Repeat the lines below exactly as they appear, but leave out the images.

> **Material for the task**
** Begin **

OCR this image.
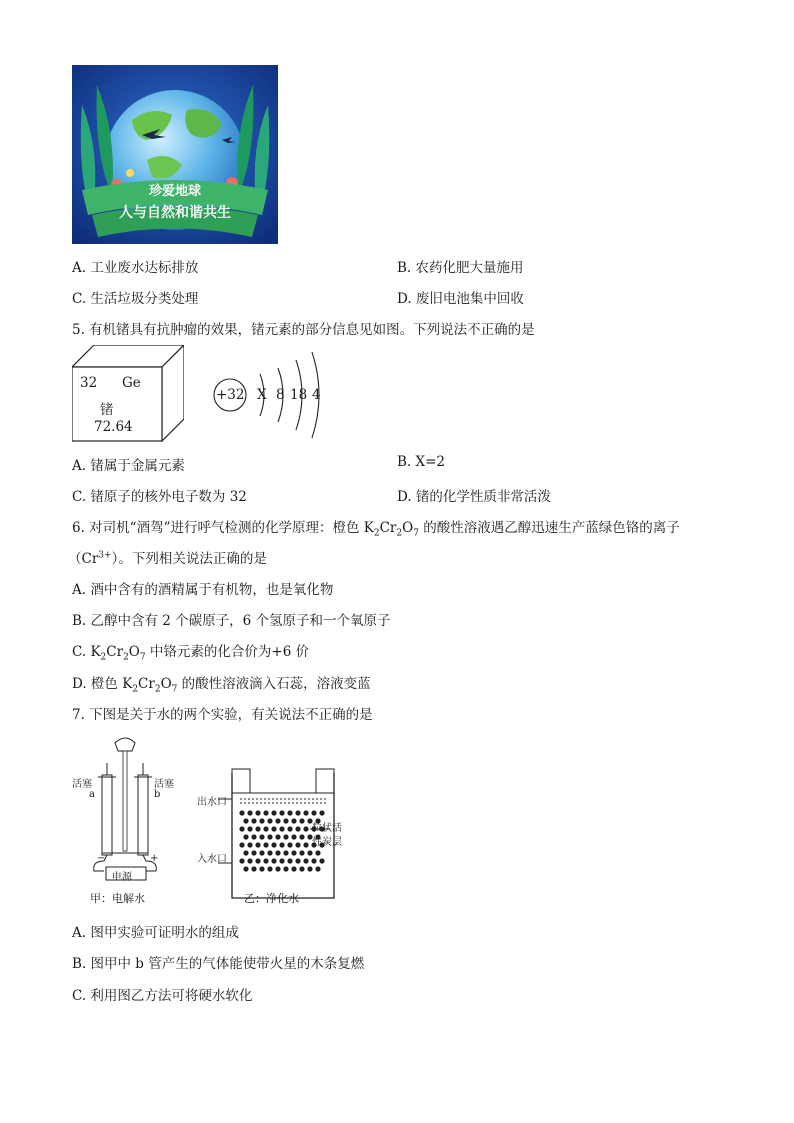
珍爱地球
人与自然和谐共生
A. 工业废水达标排放	B. 农药化肥大量施用
C. 生活垃圾分类处理	D. 废旧电池集中回收
5. 有机锗具有抗肿瘤的效果，锗元素的部分信息见如图。下列说法不正确的是
32 Ge
锗
72.64
+32 X 8 18 4
A. 锗属于金属元素	B. X=2
C. 锗原子的核外电子数为 32	D. 锗的化学性质非常活泼
6. 对司机“酒驾”进行呼气检测的化学原理：橙色 $K_2Cr_2O_7$ 的酸性溶液遇乙醇迅速生产蓝绿色铬的离子
$(Cr^{3+})$。下列相关说法正确的是
A. 酒中含有的酒精属于有机物，也是氧化物
B. 乙醇中含有 2 个碳原子，6 个氢原子和一个氧原子
C. $K_2Cr_2O_7$ 中铬元素的化合价为+6 价
D. 橙色 $K_2Cr_2O_7$ 的酸性溶液滴入石蕊，溶液变蓝
7. 下图是关于水的两个实验，有关说法不正确的是
活塞	活塞
a	b
−	+
电源
甲：电解水
出水口
入水口
粒状活
性炭层
乙：净化水
A. 图甲实验可证明水的组成
B. 图甲中 b 管产生的气体能使带火星的木条复燃
C. 利用图乙方法可将硬水软化
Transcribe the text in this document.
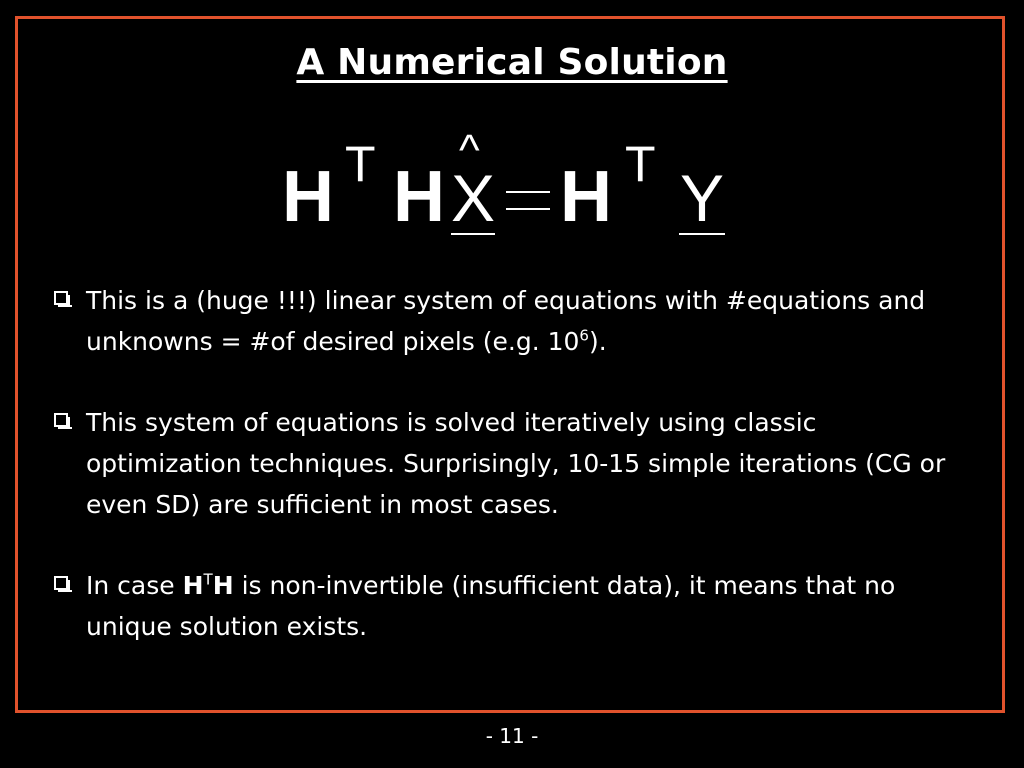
A Numerical Solution
H T H
^
X H T Y
This is a (huge !!!) linear system of equations with #equations and unknowns = #of desired pixels (e.g. $10^6$).
This system of equations is solved iteratively using classic optimization techniques. Surprisingly, 10-15 simple iterations (CG or even SD) are sufficient in most cases.
In case $H^TH$ is non-invertible (insufficient data), it means that no unique solution exists.
- 11 -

** End **

> **Solution**
OCR this image.
珍爱地球
人与自然和谐共生
A. 工业废水达标排放	B. 农药化肥大量施用
C. 生活垃圾分类处理	D. 废旧电池集中回收
5. 有机锗具有抗肿瘤的效果，锗元素的部分信息见如图。下列说法不正确的是
32 Ge
锗
72.64
+32 X 8 18 4
A. 锗属于金属元素	B. X=2
C. 锗原子的核外电子数为 32	D. 锗的化学性质非常活泼
6. 对司机“酒驾”进行呼气检测的化学原理：橙色 $K_2Cr_2O_7$ 的酸性溶液遇乙醇迅速生产蓝绿色铬的离子
$(Cr^{3+})$。下列相关说法正确的是
A. 酒中含有的酒精属于有机物，也是氧化物
B. 乙醇中含有 2 个碳原子，6 个氢原子和一个氧原子
C. $K_2Cr_2O_7$ 中铬元素的化合价为+6 价
D. 橙色 $K_2Cr_2O_7$ 的酸性溶液滴入石蕊，溶液变蓝
7. 下图是关于水的两个实验，有关说法不正确的是
活塞	活塞
a	b
−	+
电源
甲：电解水
出水口
入水口
粒状活
性炭层
乙：净化水
A. 图甲实验可证明水的组成
B. 图甲中 b 管产生的气体能使带火星的木条复燃
C. 利用图乙方法可将硬水软化
Transcribe the text in this document.
A Numerical Solution
H T H
^
X H T Y
This is a (huge !!!) linear system of equations with #equations and unknowns = #of desired pixels (e.g. $10^6$).
This system of equations is solved iteratively using classic optimization techniques. Surprisingly, 10-15 simple iterations (CG or even SD) are sufficient in most cases.
In case $H^TH$ is non-invertible (insufficient data), it means that no unique solution exists.
- 11 -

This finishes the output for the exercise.